[DATA TO PROCESS]

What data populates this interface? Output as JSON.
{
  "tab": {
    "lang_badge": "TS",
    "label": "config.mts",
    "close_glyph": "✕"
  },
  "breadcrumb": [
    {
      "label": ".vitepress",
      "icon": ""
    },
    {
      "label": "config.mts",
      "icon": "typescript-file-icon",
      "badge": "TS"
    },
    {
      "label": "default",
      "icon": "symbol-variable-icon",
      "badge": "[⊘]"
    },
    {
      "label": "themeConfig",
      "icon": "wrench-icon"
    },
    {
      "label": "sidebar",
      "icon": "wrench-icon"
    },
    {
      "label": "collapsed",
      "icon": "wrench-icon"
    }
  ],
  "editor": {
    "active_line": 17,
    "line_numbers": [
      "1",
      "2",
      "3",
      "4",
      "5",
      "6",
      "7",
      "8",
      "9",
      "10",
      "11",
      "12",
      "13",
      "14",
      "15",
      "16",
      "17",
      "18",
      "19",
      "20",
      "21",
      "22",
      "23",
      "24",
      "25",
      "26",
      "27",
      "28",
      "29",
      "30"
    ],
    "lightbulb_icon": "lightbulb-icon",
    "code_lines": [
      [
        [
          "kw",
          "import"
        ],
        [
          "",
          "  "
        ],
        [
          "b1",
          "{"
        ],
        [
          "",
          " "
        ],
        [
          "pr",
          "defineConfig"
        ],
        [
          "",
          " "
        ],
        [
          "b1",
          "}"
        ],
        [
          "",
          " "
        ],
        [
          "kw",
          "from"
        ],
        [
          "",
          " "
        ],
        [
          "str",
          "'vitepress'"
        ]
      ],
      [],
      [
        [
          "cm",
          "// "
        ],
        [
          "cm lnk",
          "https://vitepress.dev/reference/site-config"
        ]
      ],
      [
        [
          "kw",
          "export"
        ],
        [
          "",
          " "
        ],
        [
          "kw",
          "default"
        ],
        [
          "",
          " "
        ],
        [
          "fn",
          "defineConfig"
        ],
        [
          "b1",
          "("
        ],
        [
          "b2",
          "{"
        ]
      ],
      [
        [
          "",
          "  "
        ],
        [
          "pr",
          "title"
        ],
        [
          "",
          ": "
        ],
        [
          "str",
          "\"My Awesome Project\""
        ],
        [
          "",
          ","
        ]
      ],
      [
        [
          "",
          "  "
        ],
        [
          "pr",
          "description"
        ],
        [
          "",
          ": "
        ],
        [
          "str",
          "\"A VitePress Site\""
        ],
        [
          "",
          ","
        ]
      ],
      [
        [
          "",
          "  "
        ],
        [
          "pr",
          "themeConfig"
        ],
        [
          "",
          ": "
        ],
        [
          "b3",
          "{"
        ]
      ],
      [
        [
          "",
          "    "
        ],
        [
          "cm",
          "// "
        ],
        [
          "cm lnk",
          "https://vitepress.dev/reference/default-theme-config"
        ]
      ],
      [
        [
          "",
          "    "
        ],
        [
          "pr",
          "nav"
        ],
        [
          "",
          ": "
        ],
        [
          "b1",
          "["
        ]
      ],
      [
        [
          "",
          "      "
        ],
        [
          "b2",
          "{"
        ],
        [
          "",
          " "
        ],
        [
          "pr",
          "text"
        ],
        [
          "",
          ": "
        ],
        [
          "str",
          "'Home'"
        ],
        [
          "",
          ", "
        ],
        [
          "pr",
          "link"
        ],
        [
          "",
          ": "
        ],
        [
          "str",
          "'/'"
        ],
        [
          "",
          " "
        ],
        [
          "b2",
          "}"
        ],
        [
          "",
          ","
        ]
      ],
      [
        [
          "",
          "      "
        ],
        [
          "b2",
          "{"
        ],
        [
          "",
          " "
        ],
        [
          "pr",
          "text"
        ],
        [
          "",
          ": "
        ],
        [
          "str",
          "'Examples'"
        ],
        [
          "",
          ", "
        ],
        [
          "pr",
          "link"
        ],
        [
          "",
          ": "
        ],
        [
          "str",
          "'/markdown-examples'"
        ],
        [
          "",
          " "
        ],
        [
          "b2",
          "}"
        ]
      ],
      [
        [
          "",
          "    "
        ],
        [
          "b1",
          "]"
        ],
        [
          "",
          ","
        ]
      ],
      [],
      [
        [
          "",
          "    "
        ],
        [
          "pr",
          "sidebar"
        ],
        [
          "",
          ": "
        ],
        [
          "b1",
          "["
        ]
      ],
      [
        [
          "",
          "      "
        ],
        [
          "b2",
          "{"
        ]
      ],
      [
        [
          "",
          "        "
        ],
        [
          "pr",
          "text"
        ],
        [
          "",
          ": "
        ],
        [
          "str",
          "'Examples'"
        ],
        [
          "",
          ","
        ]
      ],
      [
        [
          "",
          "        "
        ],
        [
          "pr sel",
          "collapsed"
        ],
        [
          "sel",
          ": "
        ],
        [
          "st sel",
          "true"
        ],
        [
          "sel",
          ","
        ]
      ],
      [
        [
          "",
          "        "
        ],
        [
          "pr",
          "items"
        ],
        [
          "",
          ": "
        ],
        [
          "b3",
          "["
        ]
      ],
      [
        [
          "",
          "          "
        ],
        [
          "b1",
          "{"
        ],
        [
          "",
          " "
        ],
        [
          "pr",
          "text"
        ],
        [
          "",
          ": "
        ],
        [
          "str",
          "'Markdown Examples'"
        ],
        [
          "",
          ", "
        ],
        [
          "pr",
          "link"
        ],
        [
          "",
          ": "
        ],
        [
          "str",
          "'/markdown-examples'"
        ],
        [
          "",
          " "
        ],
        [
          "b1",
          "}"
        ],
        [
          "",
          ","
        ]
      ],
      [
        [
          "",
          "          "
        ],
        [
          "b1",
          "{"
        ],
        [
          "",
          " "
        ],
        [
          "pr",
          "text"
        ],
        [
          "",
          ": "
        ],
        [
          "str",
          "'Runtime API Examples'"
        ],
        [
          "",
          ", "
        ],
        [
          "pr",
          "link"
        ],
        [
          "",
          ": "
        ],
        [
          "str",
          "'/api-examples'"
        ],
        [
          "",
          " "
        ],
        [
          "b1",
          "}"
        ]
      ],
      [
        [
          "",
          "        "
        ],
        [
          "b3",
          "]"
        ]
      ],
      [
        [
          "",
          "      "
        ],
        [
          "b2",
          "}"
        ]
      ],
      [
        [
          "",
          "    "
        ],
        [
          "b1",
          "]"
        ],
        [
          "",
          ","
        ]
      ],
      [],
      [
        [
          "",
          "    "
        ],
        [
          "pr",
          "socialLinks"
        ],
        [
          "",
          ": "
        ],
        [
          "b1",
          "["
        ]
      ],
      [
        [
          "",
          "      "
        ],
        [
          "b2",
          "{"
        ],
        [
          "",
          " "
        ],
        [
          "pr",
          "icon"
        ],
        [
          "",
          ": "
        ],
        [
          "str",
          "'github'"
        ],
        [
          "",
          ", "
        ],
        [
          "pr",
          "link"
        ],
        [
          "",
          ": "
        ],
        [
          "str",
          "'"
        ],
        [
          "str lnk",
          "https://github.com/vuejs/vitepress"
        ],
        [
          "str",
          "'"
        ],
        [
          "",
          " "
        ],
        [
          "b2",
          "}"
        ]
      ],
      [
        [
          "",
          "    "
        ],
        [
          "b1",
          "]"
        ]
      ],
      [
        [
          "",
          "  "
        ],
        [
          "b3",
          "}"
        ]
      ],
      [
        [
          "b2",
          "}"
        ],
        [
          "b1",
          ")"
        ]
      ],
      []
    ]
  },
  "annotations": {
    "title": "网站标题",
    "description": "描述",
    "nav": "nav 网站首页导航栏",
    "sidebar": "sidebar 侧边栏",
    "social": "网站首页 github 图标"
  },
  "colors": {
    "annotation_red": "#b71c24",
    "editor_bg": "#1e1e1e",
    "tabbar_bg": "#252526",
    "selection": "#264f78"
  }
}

[INSTRUCTION] How many lines of the data contain the word "github"? Answer with the number alone.

[TASK SOLUTION] 3